### Short problem
Exactly as written, quote every line that follows, skipping the images.

### Stored records
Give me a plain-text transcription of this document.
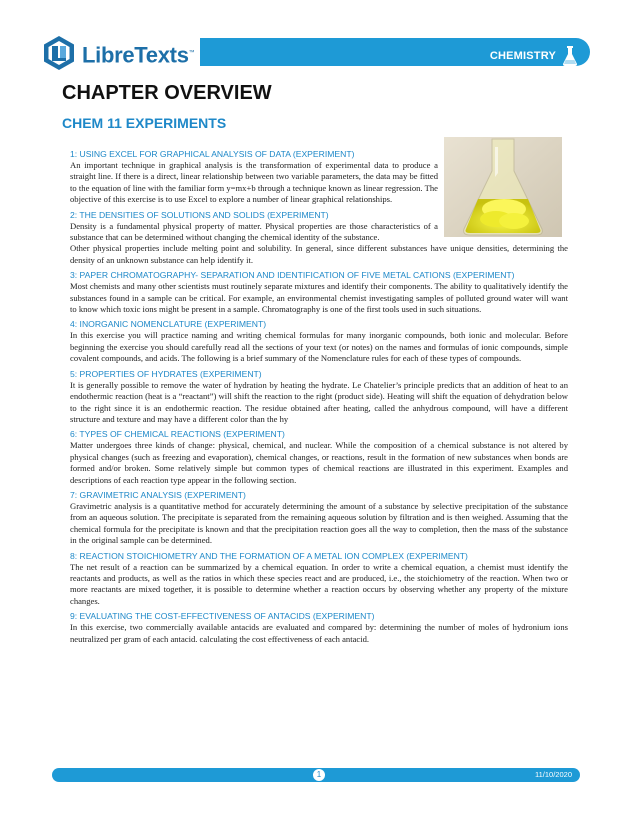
CHEMISTRY
LibreTexts™
CHAPTER OVERVIEW
CHEM 11 EXPERIMENTS
1: USING EXCEL FOR GRAPHICAL ANALYSIS OF DATA (EXPERIMENT)

An important technique in graphical analysis is the transformation of experimental data to produce a straight line. If there is a direct, linear relationship between two variable parameters, the data may be fitted to the equation of line with the familiar form y=mx+b through a technique known as linear regression. The objective of this exercise is to use Excel to explore a number of linear graphical relationships.

2: THE DENSITIES OF SOLUTIONS AND SOLIDS (EXPERIMENT)

Density is a fundamental physical property of matter. Physical properties are those characteristics of a substance that can be determined without changing the chemical identity of the substance.

Other physical properties include melting point and solubility. In general, since different substances have unique densities, determining the density of an unknown substance can help identify it.

3: PAPER CHROMATOGRAPHY- SEPARATION AND IDENTIFICATION OF FIVE METAL CATIONS (EXPERIMENT)

Most chemists and many other scientists must routinely separate mixtures and identify their components. The ability to qualitatively identify the substances found in a sample can be critical. For example, an environmental chemist investigating samples of polluted ground water will want to know which toxic ions might be present in a sample. Chromatography is one of the first tools used in such situations.

4: INORGANIC NOMENCLATURE (EXPERIMENT)

In this exercise you will practice naming and writing chemical formulas for many inorganic compounds, both ionic and molecular. Before beginning the exercise you should carefully read all the sections of your text (or notes) on the names and formulas of ionic compounds, simple covalent compounds, and acids. The following is a brief summary of the Nomenclature rules for each of these types of compounds.

5: PROPERTIES OF HYDRATES (EXPERIMENT)

It is generally possible to remove the water of hydration by heating the hydrate. Le Chatelier’s principle predicts that an addition of heat to an endothermic reaction (heat is a “reactant”) will shift the reaction to the right (product side). Heating will shift the equation of dehydration below to the right since it is an endothermic reaction. The residue obtained after heating, called the anhydrous compound, will have a different structure and texture and may have a different color than the hy

6: TYPES OF CHEMICAL REACTIONS (EXPERIMENT)

Matter undergoes three kinds of change: physical, chemical, and nuclear. While the composition of a chemical substance is not altered by physical changes (such as freezing and evaporation), chemical changes, or reactions, result in the formation of new substances when bonds are formed and/or broken. Some relatively simple but common types of chemical reactions are illustrated in this experiment. Examples and descriptions of each reaction type appear in the following section.

7: GRAVIMETRIC ANALYSIS (EXPERIMENT)

Gravimetric analysis is a quantitative method for accurately determining the amount of a substance by selective precipitation of the substance from an aqueous solution. The precipitate is separated from the remaining aqueous solution by filtration and is then weighed. Assuming that the chemical formula for the precipitate is known and that the precipitation reaction goes all the way to completion, then the mass of the substance in the original sample can be determined.

8: REACTION STOICHIOMETRY AND THE FORMATION OF A METAL ION COMPLEX (EXPERIMENT)

The net result of a reaction can be summarized by a chemical equation. In order to write a chemical equation, a chemist must identify the reactants and products, as well as the ratios in which these species react and are produced, i.e., the stoichiometry of the reaction. When two or more reactants are mixed together, it is possible to determine whether a reaction occurs by observing whether any property of the mixture changes.

9: EVALUATING THE COST-EFFECTIVENESS OF ANTACIDS (EXPERIMENT)

In this exercise, two commercially available antacids are evaluated and compared by: determining the number of moles of hydronium ions neutralized per gram of each antacid. calculating the cost effectiveness of each antacid.

1	11/10/2020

### Response to the task
Give me a plain-text transcription of this document.
CHEMISTRY
LibreTexts™
CHAPTER OVERVIEW
CHEM 11 EXPERIMENTS
1: USING EXCEL FOR GRAPHICAL ANALYSIS OF DATA (EXPERIMENT)

An important technique in graphical analysis is the transformation of experimental data to produce a straight line. If there is a direct, linear relationship between two variable parameters, the data may be fitted to the equation of line with the familiar form y=mx+b through a technique known as linear regression. The objective of this exercise is to use Excel to explore a number of linear graphical relationships.

2: THE DENSITIES OF SOLUTIONS AND SOLIDS (EXPERIMENT)

Density is a fundamental physical property of matter. Physical properties are those characteristics of a substance that can be determined without changing the chemical identity of the substance.

Other physical properties include melting point and solubility. In general, since different substances have unique densities, determining the density of an unknown substance can help identify it.

3: PAPER CHROMATOGRAPHY- SEPARATION AND IDENTIFICATION OF FIVE METAL CATIONS (EXPERIMENT)

Most chemists and many other scientists must routinely separate mixtures and identify their components. The ability to qualitatively identify the substances found in a sample can be critical. For example, an environmental chemist investigating samples of polluted ground water will want to know which toxic ions might be present in a sample. Chromatography is one of the first tools used in such situations.

4: INORGANIC NOMENCLATURE (EXPERIMENT)

In this exercise you will practice naming and writing chemical formulas for many inorganic compounds, both ionic and molecular. Before beginning the exercise you should carefully read all the sections of your text (or notes) on the names and formulas of ionic compounds, simple covalent compounds, and acids. The following is a brief summary of the Nomenclature rules for each of these types of compounds.

5: PROPERTIES OF HYDRATES (EXPERIMENT)

It is generally possible to remove the water of hydration by heating the hydrate. Le Chatelier’s principle predicts that an addition of heat to an endothermic reaction (heat is a “reactant”) will shift the reaction to the right (product side). Heating will shift the equation of dehydration below to the right since it is an endothermic reaction. The residue obtained after heating, called the anhydrous compound, will have a different structure and texture and may have a different color than the hy

6: TYPES OF CHEMICAL REACTIONS (EXPERIMENT)

Matter undergoes three kinds of change: physical, chemical, and nuclear. While the composition of a chemical substance is not altered by physical changes (such as freezing and evaporation), chemical changes, or reactions, result in the formation of new substances when bonds are formed and/or broken. Some relatively simple but common types of chemical reactions are illustrated in this experiment. Examples and descriptions of each reaction type appear in the following section.

7: GRAVIMETRIC ANALYSIS (EXPERIMENT)

Gravimetric analysis is a quantitative method for accurately determining the amount of a substance by selective precipitation of the substance from an aqueous solution. The precipitate is separated from the remaining aqueous solution by filtration and is then weighed. Assuming that the chemical formula for the precipitate is known and that the precipitation reaction goes all the way to completion, then the mass of the substance in the original sample can be determined.

8: REACTION STOICHIOMETRY AND THE FORMATION OF A METAL ION COMPLEX (EXPERIMENT)

The net result of a reaction can be summarized by a chemical equation. In order to write a chemical equation, a chemist must identify the reactants and products, as well as the ratios in which these species react and are produced, i.e., the stoichiometry of the reaction. When two or more reactants are mixed together, it is possible to determine whether a reaction occurs by observing whether any property of the mixture changes.

9: EVALUATING THE COST-EFFECTIVENESS OF ANTACIDS (EXPERIMENT)

In this exercise, two commercially available antacids are evaluated and compared by: determining the number of moles of hydronium ions neutralized per gram of each antacid. calculating the cost effectiveness of each antacid.

1	11/10/2020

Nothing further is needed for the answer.